_GOAL OF THE EXERCISE_.
Exactly how many lines have the word "status"? Answer with the bare number.

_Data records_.
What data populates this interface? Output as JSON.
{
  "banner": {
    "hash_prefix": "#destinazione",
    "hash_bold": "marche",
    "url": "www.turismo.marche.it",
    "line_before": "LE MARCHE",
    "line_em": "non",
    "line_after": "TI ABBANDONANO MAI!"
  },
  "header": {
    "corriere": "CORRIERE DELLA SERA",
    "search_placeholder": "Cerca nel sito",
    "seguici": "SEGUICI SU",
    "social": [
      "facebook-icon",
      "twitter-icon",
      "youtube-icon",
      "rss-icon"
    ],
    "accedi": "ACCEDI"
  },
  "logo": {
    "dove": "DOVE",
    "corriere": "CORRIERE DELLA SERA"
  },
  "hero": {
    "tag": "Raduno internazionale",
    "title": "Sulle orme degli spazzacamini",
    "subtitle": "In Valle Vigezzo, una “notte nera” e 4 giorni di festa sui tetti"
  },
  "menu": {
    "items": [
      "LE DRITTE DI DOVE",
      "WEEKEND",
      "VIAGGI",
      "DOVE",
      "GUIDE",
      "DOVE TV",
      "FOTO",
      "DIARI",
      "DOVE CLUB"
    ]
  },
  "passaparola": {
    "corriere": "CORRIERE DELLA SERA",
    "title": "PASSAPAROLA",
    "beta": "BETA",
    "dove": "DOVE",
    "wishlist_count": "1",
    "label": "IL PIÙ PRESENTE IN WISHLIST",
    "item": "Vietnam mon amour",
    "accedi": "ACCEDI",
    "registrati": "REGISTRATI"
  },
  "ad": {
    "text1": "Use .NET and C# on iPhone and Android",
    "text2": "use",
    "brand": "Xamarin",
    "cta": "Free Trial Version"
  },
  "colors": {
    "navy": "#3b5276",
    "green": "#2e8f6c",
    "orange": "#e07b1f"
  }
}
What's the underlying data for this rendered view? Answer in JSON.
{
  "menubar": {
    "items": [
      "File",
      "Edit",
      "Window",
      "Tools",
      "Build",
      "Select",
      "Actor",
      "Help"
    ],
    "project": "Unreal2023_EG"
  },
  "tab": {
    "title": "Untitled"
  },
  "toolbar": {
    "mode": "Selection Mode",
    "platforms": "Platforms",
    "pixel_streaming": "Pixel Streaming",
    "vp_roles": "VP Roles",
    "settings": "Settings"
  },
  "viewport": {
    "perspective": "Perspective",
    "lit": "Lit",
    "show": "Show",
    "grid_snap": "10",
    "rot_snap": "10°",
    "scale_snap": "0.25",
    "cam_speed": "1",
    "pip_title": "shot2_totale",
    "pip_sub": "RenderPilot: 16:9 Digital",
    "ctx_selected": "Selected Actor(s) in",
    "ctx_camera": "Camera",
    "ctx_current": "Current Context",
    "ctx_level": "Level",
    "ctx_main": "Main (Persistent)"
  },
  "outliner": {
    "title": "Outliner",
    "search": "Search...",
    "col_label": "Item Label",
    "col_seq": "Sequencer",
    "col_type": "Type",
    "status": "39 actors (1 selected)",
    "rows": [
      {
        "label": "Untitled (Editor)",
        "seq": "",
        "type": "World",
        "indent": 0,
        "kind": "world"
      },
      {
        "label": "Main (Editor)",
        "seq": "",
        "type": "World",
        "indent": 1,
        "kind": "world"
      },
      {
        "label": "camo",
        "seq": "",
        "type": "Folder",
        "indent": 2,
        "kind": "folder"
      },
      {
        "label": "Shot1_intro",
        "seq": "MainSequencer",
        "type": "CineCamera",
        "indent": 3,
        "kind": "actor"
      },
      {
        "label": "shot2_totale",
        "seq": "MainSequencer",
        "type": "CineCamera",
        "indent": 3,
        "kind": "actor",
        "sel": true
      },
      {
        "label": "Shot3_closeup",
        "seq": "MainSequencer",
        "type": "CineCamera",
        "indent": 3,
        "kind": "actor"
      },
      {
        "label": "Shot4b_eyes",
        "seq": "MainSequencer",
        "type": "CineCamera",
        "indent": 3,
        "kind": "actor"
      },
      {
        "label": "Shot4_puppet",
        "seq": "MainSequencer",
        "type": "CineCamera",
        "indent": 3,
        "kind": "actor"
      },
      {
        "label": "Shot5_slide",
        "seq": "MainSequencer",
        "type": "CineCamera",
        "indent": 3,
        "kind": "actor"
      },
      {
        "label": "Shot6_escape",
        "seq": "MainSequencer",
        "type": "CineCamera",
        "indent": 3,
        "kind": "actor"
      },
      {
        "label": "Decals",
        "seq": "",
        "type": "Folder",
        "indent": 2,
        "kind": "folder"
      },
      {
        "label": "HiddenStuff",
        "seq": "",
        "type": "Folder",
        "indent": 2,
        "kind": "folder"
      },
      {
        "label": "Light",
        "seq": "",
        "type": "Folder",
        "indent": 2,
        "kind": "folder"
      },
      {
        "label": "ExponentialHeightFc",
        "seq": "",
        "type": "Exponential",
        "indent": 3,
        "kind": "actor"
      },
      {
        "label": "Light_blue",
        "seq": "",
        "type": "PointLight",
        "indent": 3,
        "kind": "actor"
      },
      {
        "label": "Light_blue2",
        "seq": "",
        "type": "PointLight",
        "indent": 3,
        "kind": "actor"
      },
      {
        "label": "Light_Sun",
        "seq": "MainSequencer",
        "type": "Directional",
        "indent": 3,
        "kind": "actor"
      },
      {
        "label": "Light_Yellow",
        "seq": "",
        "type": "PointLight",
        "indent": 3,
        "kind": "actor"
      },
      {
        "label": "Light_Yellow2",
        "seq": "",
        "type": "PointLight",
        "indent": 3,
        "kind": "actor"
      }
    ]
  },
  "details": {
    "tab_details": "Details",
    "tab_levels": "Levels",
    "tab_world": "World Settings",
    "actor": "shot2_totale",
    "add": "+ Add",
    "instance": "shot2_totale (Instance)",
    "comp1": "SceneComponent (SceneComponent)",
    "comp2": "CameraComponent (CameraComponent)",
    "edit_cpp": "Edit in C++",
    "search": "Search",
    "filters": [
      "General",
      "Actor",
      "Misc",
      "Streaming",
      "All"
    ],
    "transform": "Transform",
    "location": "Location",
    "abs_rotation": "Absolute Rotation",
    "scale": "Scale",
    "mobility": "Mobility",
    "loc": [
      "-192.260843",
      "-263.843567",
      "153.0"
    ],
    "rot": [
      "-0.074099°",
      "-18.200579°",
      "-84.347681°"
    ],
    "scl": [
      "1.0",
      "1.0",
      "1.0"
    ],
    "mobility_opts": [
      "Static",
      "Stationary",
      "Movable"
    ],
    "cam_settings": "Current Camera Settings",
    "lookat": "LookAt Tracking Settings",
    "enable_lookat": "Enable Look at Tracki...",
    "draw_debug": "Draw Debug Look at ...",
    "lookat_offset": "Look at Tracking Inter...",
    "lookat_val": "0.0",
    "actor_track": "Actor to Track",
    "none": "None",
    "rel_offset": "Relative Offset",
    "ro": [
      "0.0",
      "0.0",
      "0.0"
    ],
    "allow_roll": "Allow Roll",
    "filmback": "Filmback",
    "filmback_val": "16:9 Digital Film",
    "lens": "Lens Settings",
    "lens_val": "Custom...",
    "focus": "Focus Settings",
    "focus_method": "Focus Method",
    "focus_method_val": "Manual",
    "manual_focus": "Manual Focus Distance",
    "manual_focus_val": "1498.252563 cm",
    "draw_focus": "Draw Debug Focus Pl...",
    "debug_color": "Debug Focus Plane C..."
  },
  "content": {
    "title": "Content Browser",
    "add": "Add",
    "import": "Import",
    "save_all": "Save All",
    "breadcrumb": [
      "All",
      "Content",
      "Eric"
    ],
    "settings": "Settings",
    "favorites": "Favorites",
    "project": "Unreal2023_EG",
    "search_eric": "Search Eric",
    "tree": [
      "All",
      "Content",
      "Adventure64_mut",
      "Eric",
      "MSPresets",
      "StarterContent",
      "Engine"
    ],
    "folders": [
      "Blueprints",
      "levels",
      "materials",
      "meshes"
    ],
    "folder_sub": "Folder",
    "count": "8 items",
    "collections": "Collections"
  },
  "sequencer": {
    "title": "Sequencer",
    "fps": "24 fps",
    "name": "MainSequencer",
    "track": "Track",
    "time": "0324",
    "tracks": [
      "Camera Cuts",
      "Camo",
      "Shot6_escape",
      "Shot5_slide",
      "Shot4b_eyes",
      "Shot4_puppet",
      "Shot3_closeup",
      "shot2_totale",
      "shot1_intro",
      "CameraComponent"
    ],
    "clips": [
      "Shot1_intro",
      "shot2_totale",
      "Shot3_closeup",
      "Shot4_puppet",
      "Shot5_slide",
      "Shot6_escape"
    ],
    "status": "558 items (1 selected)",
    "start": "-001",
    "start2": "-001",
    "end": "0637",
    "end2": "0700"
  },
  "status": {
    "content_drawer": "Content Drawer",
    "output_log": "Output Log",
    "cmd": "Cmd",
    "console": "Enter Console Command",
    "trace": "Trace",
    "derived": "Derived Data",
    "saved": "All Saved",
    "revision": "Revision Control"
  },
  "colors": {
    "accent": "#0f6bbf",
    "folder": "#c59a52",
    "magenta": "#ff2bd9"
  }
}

_EXERCISE SOLUTION_.
3